## Start Records for the exercise

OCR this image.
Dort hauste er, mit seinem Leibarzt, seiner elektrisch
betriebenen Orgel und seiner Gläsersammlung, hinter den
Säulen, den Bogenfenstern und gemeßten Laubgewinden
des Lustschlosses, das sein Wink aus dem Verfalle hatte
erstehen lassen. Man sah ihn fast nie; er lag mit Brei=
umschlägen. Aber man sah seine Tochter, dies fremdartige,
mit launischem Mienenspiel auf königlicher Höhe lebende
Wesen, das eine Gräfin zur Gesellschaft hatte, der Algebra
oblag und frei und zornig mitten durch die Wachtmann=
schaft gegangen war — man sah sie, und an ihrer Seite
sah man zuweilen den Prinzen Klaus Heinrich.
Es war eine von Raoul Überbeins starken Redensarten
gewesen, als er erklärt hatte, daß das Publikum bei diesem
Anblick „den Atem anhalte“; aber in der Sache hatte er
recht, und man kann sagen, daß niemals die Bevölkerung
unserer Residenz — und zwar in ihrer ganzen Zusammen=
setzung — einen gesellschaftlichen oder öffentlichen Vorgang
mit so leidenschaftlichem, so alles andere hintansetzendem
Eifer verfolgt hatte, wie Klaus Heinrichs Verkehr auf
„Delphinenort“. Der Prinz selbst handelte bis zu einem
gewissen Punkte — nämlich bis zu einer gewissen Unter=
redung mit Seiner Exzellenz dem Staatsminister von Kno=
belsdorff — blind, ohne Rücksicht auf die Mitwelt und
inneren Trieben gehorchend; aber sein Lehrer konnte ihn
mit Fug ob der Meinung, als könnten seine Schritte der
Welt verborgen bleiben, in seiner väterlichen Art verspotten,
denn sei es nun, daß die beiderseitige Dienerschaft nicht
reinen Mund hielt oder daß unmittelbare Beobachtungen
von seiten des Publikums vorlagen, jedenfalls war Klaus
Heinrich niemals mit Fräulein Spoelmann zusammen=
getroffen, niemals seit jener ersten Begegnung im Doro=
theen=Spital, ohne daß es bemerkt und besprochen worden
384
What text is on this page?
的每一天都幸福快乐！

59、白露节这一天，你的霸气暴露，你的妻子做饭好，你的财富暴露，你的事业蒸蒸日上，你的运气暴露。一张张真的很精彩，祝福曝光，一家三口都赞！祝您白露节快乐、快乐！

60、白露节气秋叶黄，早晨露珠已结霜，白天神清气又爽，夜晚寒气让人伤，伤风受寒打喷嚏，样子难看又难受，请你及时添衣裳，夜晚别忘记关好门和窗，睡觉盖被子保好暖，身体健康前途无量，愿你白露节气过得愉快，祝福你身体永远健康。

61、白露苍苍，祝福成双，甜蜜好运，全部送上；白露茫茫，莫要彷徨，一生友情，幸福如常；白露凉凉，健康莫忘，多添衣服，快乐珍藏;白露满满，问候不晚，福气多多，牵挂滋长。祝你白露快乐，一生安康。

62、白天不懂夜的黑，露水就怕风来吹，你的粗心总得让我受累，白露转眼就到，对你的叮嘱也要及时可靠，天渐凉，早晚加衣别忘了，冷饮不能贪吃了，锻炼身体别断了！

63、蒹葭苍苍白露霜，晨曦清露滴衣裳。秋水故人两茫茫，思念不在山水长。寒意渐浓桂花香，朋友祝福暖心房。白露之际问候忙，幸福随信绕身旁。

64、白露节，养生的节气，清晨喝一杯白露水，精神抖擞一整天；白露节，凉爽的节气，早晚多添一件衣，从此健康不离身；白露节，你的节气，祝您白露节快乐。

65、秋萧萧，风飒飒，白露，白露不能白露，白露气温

## End Records for the exercise

▶ [Brief]
Return the entries above exactly, each one complete.

▶ [Complete answer]
OCR this image.
Dort hauste er, mit seinem Leibarzt, seiner elektrisch
betriebenen Orgel und seiner Gläsersammlung, hinter den
Säulen, den Bogenfenstern und gemeßten Laubgewinden
des Lustschlosses, das sein Wink aus dem Verfalle hatte
erstehen lassen. Man sah ihn fast nie; er lag mit Brei=
umschlägen. Aber man sah seine Tochter, dies fremdartige,
mit launischem Mienenspiel auf königlicher Höhe lebende
Wesen, das eine Gräfin zur Gesellschaft hatte, der Algebra
oblag und frei und zornig mitten durch die Wachtmann=
schaft gegangen war — man sah sie, und an ihrer Seite
sah man zuweilen den Prinzen Klaus Heinrich.
Es war eine von Raoul Überbeins starken Redensarten
gewesen, als er erklärt hatte, daß das Publikum bei diesem
Anblick „den Atem anhalte“; aber in der Sache hatte er
recht, und man kann sagen, daß niemals die Bevölkerung
unserer Residenz — und zwar in ihrer ganzen Zusammen=
setzung — einen gesellschaftlichen oder öffentlichen Vorgang
mit so leidenschaftlichem, so alles andere hintansetzendem
Eifer verfolgt hatte, wie Klaus Heinrichs Verkehr auf
„Delphinenort“. Der Prinz selbst handelte bis zu einem
gewissen Punkte — nämlich bis zu einer gewissen Unter=
redung mit Seiner Exzellenz dem Staatsminister von Kno=
belsdorff — blind, ohne Rücksicht auf die Mitwelt und
inneren Trieben gehorchend; aber sein Lehrer konnte ihn
mit Fug ob der Meinung, als könnten seine Schritte der
Welt verborgen bleiben, in seiner väterlichen Art verspotten,
denn sei es nun, daß die beiderseitige Dienerschaft nicht
reinen Mund hielt oder daß unmittelbare Beobachtungen
von seiten des Publikums vorlagen, jedenfalls war Klaus
Heinrich niemals mit Fräulein Spoelmann zusammen=
getroffen, niemals seit jener ersten Begegnung im Doro=
theen=Spital, ohne daß es bemerkt und besprochen worden
384
What text is on this page?
的每一天都幸福快乐！

59、白露节这一天，你的霸气暴露，你的妻子做饭好，你的财富暴露，你的事业蒸蒸日上，你的运气暴露。一张张真的很精彩，祝福曝光，一家三口都赞！祝您白露节快乐、快乐！

60、白露节气秋叶黄，早晨露珠已结霜，白天神清气又爽，夜晚寒气让人伤，伤风受寒打喷嚏，样子难看又难受，请你及时添衣裳，夜晚别忘记关好门和窗，睡觉盖被子保好暖，身体健康前途无量，愿你白露节气过得愉快，祝福你身体永远健康。

61、白露苍苍，祝福成双，甜蜜好运，全部送上；白露茫茫，莫要彷徨，一生友情，幸福如常；白露凉凉，健康莫忘，多添衣服，快乐珍藏;白露满满，问候不晚，福气多多，牵挂滋长。祝你白露快乐，一生安康。

62、白天不懂夜的黑，露水就怕风来吹，你的粗心总得让我受累，白露转眼就到，对你的叮嘱也要及时可靠，天渐凉，早晚加衣别忘了，冷饮不能贪吃了，锻炼身体别断了！

63、蒹葭苍苍白露霜，晨曦清露滴衣裳。秋水故人两茫茫，思念不在山水长。寒意渐浓桂花香，朋友祝福暖心房。白露之际问候忙，幸福随信绕身旁。

64、白露节，养生的节气，清晨喝一杯白露水，精神抖擞一整天；白露节，凉爽的节气，早晚多添一件衣，从此健康不离身；白露节，你的节气，祝您白露节快乐。

65、秋萧萧，风飒飒，白露，白露不能白露，白露气温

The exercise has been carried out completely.